AIM OF THE EXERCISE: Return the listing word for word, as given.

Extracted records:
- - -

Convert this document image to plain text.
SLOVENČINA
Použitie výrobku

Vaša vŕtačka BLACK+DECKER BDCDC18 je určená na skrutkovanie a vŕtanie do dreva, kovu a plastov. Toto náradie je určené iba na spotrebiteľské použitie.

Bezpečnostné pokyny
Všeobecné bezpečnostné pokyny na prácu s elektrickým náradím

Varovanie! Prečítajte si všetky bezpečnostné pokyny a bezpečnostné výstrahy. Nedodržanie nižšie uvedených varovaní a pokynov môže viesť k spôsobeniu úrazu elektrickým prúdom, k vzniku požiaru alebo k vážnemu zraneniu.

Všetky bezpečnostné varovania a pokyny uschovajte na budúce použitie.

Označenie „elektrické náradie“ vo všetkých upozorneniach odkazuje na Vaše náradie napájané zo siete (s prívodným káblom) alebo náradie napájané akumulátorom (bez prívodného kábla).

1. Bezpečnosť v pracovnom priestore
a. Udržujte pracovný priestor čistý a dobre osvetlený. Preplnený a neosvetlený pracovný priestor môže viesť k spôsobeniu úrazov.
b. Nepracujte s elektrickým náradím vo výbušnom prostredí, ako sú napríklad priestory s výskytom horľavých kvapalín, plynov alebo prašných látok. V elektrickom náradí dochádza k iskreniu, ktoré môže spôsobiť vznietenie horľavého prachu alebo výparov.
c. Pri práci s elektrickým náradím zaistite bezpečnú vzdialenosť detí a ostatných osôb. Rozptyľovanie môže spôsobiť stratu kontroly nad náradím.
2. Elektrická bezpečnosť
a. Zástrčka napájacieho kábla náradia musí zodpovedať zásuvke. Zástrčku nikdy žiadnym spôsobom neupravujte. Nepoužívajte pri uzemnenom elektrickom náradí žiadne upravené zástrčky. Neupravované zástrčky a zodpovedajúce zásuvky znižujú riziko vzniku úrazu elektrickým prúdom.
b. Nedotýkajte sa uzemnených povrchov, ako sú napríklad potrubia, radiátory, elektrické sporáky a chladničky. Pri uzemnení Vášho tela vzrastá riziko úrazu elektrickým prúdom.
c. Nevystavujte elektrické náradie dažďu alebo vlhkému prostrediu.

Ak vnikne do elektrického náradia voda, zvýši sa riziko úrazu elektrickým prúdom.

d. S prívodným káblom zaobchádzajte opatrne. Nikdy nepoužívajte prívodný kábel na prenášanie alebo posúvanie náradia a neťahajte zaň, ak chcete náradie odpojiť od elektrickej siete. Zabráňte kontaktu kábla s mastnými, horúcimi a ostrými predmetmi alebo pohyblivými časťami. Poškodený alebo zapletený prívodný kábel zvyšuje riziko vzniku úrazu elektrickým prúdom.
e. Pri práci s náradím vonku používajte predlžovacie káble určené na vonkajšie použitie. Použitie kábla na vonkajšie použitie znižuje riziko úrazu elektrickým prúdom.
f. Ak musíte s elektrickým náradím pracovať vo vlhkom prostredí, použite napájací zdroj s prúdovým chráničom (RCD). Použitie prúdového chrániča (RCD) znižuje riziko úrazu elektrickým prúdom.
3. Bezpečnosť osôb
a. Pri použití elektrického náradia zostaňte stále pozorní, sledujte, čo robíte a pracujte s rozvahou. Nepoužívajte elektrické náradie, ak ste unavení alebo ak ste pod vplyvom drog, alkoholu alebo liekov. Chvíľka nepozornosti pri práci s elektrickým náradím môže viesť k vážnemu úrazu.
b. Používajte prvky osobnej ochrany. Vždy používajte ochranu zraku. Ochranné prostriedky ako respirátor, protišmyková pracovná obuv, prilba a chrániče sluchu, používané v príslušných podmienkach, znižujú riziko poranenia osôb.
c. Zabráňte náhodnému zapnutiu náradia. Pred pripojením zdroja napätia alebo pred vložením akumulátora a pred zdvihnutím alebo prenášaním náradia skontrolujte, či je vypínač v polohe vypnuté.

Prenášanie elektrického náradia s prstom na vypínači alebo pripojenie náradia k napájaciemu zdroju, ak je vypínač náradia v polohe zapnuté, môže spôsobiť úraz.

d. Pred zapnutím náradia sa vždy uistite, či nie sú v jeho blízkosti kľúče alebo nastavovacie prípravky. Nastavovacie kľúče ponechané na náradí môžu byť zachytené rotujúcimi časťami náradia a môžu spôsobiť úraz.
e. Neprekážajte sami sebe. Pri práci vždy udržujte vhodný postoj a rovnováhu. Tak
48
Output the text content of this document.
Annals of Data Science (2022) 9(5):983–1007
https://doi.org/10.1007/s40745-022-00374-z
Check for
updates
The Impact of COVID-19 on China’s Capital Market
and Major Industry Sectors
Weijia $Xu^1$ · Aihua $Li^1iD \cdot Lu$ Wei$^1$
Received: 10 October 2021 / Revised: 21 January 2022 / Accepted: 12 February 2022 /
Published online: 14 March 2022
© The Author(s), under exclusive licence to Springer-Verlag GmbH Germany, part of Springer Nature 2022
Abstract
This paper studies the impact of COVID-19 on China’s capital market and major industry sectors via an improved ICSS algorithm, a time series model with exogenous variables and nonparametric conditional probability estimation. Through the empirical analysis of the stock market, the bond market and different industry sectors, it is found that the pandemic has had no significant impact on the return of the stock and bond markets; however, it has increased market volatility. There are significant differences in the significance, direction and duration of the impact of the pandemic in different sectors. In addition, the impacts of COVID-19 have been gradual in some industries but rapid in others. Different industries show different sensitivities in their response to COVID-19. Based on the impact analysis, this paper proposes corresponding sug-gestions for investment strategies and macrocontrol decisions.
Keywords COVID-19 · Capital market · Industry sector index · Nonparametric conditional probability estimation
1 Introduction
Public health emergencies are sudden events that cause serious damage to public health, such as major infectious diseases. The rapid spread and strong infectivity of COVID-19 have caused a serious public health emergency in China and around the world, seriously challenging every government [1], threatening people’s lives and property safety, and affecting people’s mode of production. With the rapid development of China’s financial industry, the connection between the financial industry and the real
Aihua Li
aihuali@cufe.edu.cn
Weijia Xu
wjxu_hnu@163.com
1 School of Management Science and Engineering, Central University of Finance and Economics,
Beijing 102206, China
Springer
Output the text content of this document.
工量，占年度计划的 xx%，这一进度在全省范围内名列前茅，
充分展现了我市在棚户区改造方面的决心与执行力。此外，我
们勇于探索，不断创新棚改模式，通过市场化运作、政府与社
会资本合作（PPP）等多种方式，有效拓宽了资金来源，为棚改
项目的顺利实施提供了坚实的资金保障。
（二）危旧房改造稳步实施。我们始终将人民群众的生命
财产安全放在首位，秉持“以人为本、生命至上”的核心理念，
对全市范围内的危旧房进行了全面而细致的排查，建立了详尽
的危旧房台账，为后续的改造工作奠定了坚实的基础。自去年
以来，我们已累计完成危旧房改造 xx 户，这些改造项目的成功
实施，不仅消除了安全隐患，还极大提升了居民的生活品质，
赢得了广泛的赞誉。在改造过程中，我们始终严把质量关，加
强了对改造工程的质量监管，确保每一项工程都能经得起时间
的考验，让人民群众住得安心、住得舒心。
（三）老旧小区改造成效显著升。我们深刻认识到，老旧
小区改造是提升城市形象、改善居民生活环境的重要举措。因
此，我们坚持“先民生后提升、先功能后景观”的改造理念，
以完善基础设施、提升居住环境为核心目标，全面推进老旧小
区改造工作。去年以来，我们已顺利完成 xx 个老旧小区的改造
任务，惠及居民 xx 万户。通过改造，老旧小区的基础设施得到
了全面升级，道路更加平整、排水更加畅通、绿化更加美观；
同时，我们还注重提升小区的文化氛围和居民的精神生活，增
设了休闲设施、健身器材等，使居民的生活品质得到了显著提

- - -

PROBLEM SOLUTION:
Convert this document image to plain text.
SLOVENČINA
Použitie výrobku

Vaša vŕtačka BLACK+DECKER BDCDC18 je určená na skrutkovanie a vŕtanie do dreva, kovu a plastov. Toto náradie je určené iba na spotrebiteľské použitie.

Bezpečnostné pokyny
Všeobecné bezpečnostné pokyny na prácu s elektrickým náradím

Varovanie! Prečítajte si všetky bezpečnostné pokyny a bezpečnostné výstrahy. Nedodržanie nižšie uvedených varovaní a pokynov môže viesť k spôsobeniu úrazu elektrickým prúdom, k vzniku požiaru alebo k vážnemu zraneniu.

Všetky bezpečnostné varovania a pokyny uschovajte na budúce použitie.

Označenie „elektrické náradie“ vo všetkých upozorneniach odkazuje na Vaše náradie napájané zo siete (s prívodným káblom) alebo náradie napájané akumulátorom (bez prívodného kábla).

1. Bezpečnosť v pracovnom priestore
a. Udržujte pracovný priestor čistý a dobre osvetlený. Preplnený a neosvetlený pracovný priestor môže viesť k spôsobeniu úrazov.
b. Nepracujte s elektrickým náradím vo výbušnom prostredí, ako sú napríklad priestory s výskytom horľavých kvapalín, plynov alebo prašných látok. V elektrickom náradí dochádza k iskreniu, ktoré môže spôsobiť vznietenie horľavého prachu alebo výparov.
c. Pri práci s elektrickým náradím zaistite bezpečnú vzdialenosť detí a ostatných osôb. Rozptyľovanie môže spôsobiť stratu kontroly nad náradím.
2. Elektrická bezpečnosť
a. Zástrčka napájacieho kábla náradia musí zodpovedať zásuvke. Zástrčku nikdy žiadnym spôsobom neupravujte. Nepoužívajte pri uzemnenom elektrickom náradí žiadne upravené zástrčky. Neupravované zástrčky a zodpovedajúce zásuvky znižujú riziko vzniku úrazu elektrickým prúdom.
b. Nedotýkajte sa uzemnených povrchov, ako sú napríklad potrubia, radiátory, elektrické sporáky a chladničky. Pri uzemnení Vášho tela vzrastá riziko úrazu elektrickým prúdom.
c. Nevystavujte elektrické náradie dažďu alebo vlhkému prostrediu.

Ak vnikne do elektrického náradia voda, zvýši sa riziko úrazu elektrickým prúdom.

d. S prívodným káblom zaobchádzajte opatrne. Nikdy nepoužívajte prívodný kábel na prenášanie alebo posúvanie náradia a neťahajte zaň, ak chcete náradie odpojiť od elektrickej siete. Zabráňte kontaktu kábla s mastnými, horúcimi a ostrými predmetmi alebo pohyblivými časťami. Poškodený alebo zapletený prívodný kábel zvyšuje riziko vzniku úrazu elektrickým prúdom.
e. Pri práci s náradím vonku používajte predlžovacie káble určené na vonkajšie použitie. Použitie kábla na vonkajšie použitie znižuje riziko úrazu elektrickým prúdom.
f. Ak musíte s elektrickým náradím pracovať vo vlhkom prostredí, použite napájací zdroj s prúdovým chráničom (RCD). Použitie prúdového chrániča (RCD) znižuje riziko úrazu elektrickým prúdom.
3. Bezpečnosť osôb
a. Pri použití elektrického náradia zostaňte stále pozorní, sledujte, čo robíte a pracujte s rozvahou. Nepoužívajte elektrické náradie, ak ste unavení alebo ak ste pod vplyvom drog, alkoholu alebo liekov. Chvíľka nepozornosti pri práci s elektrickým náradím môže viesť k vážnemu úrazu.
b. Používajte prvky osobnej ochrany. Vždy používajte ochranu zraku. Ochranné prostriedky ako respirátor, protišmyková pracovná obuv, prilba a chrániče sluchu, používané v príslušných podmienkach, znižujú riziko poranenia osôb.
c. Zabráňte náhodnému zapnutiu náradia. Pred pripojením zdroja napätia alebo pred vložením akumulátora a pred zdvihnutím alebo prenášaním náradia skontrolujte, či je vypínač v polohe vypnuté.

Prenášanie elektrického náradia s prstom na vypínači alebo pripojenie náradia k napájaciemu zdroju, ak je vypínač náradia v polohe zapnuté, môže spôsobiť úraz.

d. Pred zapnutím náradia sa vždy uistite, či nie sú v jeho blízkosti kľúče alebo nastavovacie prípravky. Nastavovacie kľúče ponechané na náradí môžu byť zachytené rotujúcimi časťami náradia a môžu spôsobiť úraz.
e. Neprekážajte sami sebe. Pri práci vždy udržujte vhodný postoj a rovnováhu. Tak
48
Output the text content of this document.
Annals of Data Science (2022) 9(5):983–1007
https://doi.org/10.1007/s40745-022-00374-z
Check for
updates
The Impact of COVID-19 on China’s Capital Market
and Major Industry Sectors
Weijia $Xu^1$ · Aihua $Li^1iD \cdot Lu$ Wei$^1$
Received: 10 October 2021 / Revised: 21 January 2022 / Accepted: 12 February 2022 /
Published online: 14 March 2022
© The Author(s), under exclusive licence to Springer-Verlag GmbH Germany, part of Springer Nature 2022
Abstract
This paper studies the impact of COVID-19 on China’s capital market and major industry sectors via an improved ICSS algorithm, a time series model with exogenous variables and nonparametric conditional probability estimation. Through the empirical analysis of the stock market, the bond market and different industry sectors, it is found that the pandemic has had no significant impact on the return of the stock and bond markets; however, it has increased market volatility. There are significant differences in the significance, direction and duration of the impact of the pandemic in different sectors. In addition, the impacts of COVID-19 have been gradual in some industries but rapid in others. Different industries show different sensitivities in their response to COVID-19. Based on the impact analysis, this paper proposes corresponding sug-gestions for investment strategies and macrocontrol decisions.
Keywords COVID-19 · Capital market · Industry sector index · Nonparametric conditional probability estimation
1 Introduction
Public health emergencies are sudden events that cause serious damage to public health, such as major infectious diseases. The rapid spread and strong infectivity of COVID-19 have caused a serious public health emergency in China and around the world, seriously challenging every government [1], threatening people’s lives and property safety, and affecting people’s mode of production. With the rapid development of China’s financial industry, the connection between the financial industry and the real
Aihua Li
aihuali@cufe.edu.cn
Weijia Xu
wjxu_hnu@163.com
1 School of Management Science and Engineering, Central University of Finance and Economics,
Beijing 102206, China
Springer
Output the text content of this document.
工量，占年度计划的 xx%，这一进度在全省范围内名列前茅，
充分展现了我市在棚户区改造方面的决心与执行力。此外，我
们勇于探索，不断创新棚改模式，通过市场化运作、政府与社
会资本合作（PPP）等多种方式，有效拓宽了资金来源，为棚改
项目的顺利实施提供了坚实的资金保障。
（二）危旧房改造稳步实施。我们始终将人民群众的生命
财产安全放在首位，秉持“以人为本、生命至上”的核心理念，
对全市范围内的危旧房进行了全面而细致的排查，建立了详尽
的危旧房台账，为后续的改造工作奠定了坚实的基础。自去年
以来，我们已累计完成危旧房改造 xx 户，这些改造项目的成功
实施，不仅消除了安全隐患，还极大提升了居民的生活品质，
赢得了广泛的赞誉。在改造过程中，我们始终严把质量关，加
强了对改造工程的质量监管，确保每一项工程都能经得起时间
的考验，让人民群众住得安心、住得舒心。
（三）老旧小区改造成效显著升。我们深刻认识到，老旧
小区改造是提升城市形象、改善居民生活环境的重要举措。因
此，我们坚持“先民生后提升、先功能后景观”的改造理念，
以完善基础设施、提升居住环境为核心目标，全面推进老旧小
区改造工作。去年以来，我们已顺利完成 xx 个老旧小区的改造
任务，惠及居民 xx 万户。通过改造，老旧小区的基础设施得到
了全面升级，道路更加平整、排水更加畅通、绿化更加美观；
同时，我们还注重提升小区的文化氛围和居民的精神生活，增
设了休闲设施、健身器材等，使居民的生活品质得到了显著提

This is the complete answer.